TASK OBJECTIVE: The records that follow need to be output exactly as they are.

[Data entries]
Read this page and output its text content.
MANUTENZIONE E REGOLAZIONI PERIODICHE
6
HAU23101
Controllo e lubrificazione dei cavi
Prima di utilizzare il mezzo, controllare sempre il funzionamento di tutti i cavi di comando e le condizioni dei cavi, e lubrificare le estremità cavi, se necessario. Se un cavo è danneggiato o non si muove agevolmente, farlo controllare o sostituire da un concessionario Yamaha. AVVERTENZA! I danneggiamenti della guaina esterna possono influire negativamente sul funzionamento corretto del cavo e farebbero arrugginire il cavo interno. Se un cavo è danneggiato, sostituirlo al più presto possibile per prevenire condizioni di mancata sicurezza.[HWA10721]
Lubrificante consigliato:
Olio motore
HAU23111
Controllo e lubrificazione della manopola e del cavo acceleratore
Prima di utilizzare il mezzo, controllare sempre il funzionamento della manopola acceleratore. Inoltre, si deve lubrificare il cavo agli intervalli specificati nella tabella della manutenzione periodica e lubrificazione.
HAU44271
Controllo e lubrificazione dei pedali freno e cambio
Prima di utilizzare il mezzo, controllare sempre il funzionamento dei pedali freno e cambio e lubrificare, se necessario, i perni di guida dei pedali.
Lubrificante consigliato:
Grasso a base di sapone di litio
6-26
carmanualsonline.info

SOLUTION TO THE EXERCISE:
Read this page and output its text content.
MANUTENZIONE E REGOLAZIONI PERIODICHE
6
HAU23101
Controllo e lubrificazione dei cavi
Prima di utilizzare il mezzo, controllare sempre il funzionamento di tutti i cavi di comando e le condizioni dei cavi, e lubrificare le estremità cavi, se necessario. Se un cavo è danneggiato o non si muove agevolmente, farlo controllare o sostituire da un concessionario Yamaha. AVVERTENZA! I danneggiamenti della guaina esterna possono influire negativamente sul funzionamento corretto del cavo e farebbero arrugginire il cavo interno. Se un cavo è danneggiato, sostituirlo al più presto possibile per prevenire condizioni di mancata sicurezza.[HWA10721]
Lubrificante consigliato:
Olio motore
HAU23111
Controllo e lubrificazione della manopola e del cavo acceleratore
Prima di utilizzare il mezzo, controllare sempre il funzionamento della manopola acceleratore. Inoltre, si deve lubrificare il cavo agli intervalli specificati nella tabella della manutenzione periodica e lubrificazione.
HAU44271
Controllo e lubrificazione dei pedali freno e cambio
Prima di utilizzare il mezzo, controllare sempre il funzionamento dei pedali freno e cambio e lubrificare, se necessario, i perni di guida dei pedali.
Lubrificante consigliato:
Grasso a base di sapone di litio
6-26
carmanualsonline.info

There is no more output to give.